* **WHAT THE TASK REQUIRES**
Print the records below word for word, but leave out the pictures.
─── SUPPLIED DATA
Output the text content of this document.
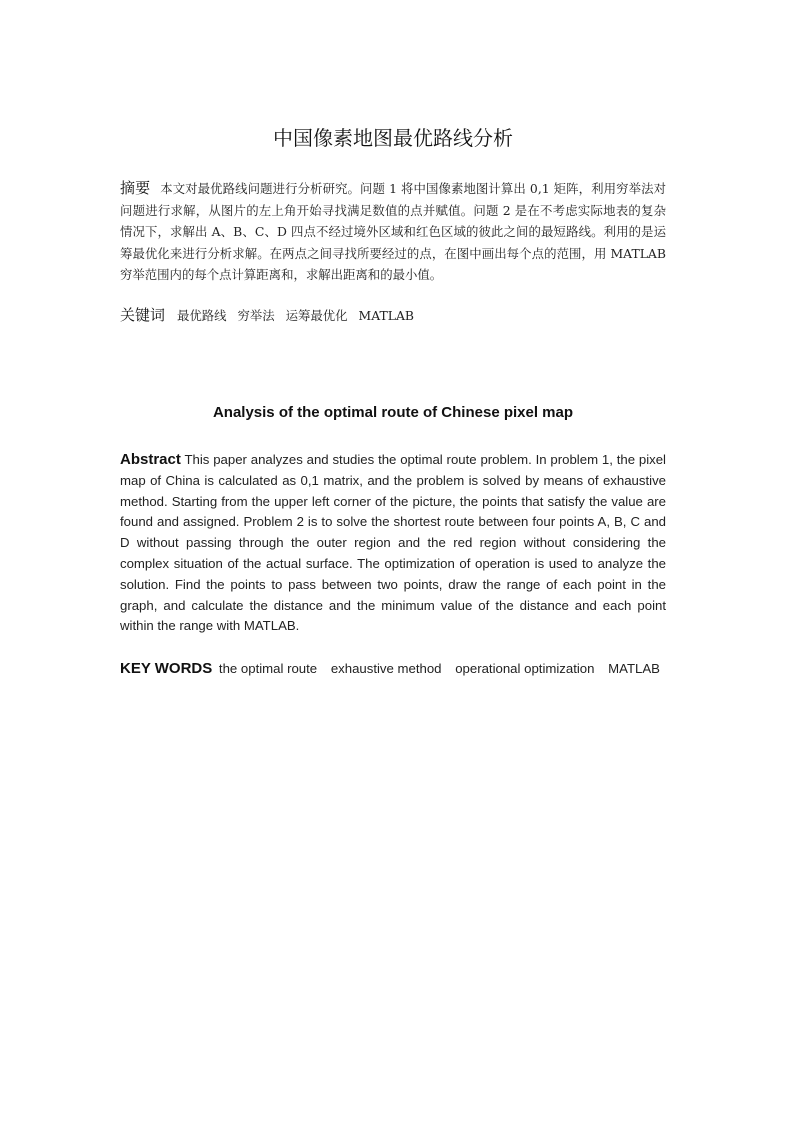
中国像素地图最优路线分析
摘要 本文对最优路线问题进行分析研究。问题 1 将中国像素地图计算出 0,1 矩阵，利用穷举法对问题进行求解，从图片的左上角开始寻找满足数值的点并赋值。问题 2 是在不考虑实际地表的复杂情况下，求解出 A、B、C、D 四点不经过境外区域和红色区域的彼此之间的最短路线。利用的是运筹最优化来进行分析求解。在两点之间寻找所要经过的点，在图中画出每个点的范围，用 MATLAB 穷举范围内的每个点计算距离和，求解出距离和的最小值。
关键词 最优路线 穷举法 运筹最优化 MATLAB
Analysis of the optimal route of Chinese pixel map
Abstract This paper analyzes and studies the optimal route problem. In problem 1, the pixel map of China is calculated as 0,1 matrix, and the problem is solved by means of exhaustive method. Starting from the upper left corner of the picture, the points that satisfy the value are found and assigned. Problem 2 is to solve the shortest route between four points A, B, C and D without passing through the outer region and the red region without considering the complex situation of the actual surface. The optimization of operation is used to analyze the solution. Find the points to pass between two points, draw the range of each point in the graph, and calculate the distance and the minimum value of the distance and each point within the range with MATLAB.
KEY WORDS the optimal route exhaustive method operational optimization MATLAB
──────
* **ANSWER**
Output the text content of this document.
中国像素地图最优路线分析
摘要 本文对最优路线问题进行分析研究。问题 1 将中国像素地图计算出 0,1 矩阵，利用穷举法对问题进行求解，从图片的左上角开始寻找满足数值的点并赋值。问题 2 是在不考虑实际地表的复杂情况下，求解出 A、B、C、D 四点不经过境外区域和红色区域的彼此之间的最短路线。利用的是运筹最优化来进行分析求解。在两点之间寻找所要经过的点，在图中画出每个点的范围，用 MATLAB 穷举范围内的每个点计算距离和，求解出距离和的最小值。
关键词 最优路线 穷举法 运筹最优化 MATLAB
Analysis of the optimal route of Chinese pixel map
Abstract This paper analyzes and studies the optimal route problem. In problem 1, the pixel map of China is calculated as 0,1 matrix, and the problem is solved by means of exhaustive method. Starting from the upper left corner of the picture, the points that satisfy the value are found and assigned. Problem 2 is to solve the shortest route between four points A, B, C and D without passing through the outer region and the red region without considering the complex situation of the actual surface. The optimization of operation is used to analyze the solution. Find the points to pass between two points, draw the range of each point in the graph, and calculate the distance and the minimum value of the distance and each point within the range with MATLAB.
KEY WORDS the optimal route exhaustive method operational optimization MATLAB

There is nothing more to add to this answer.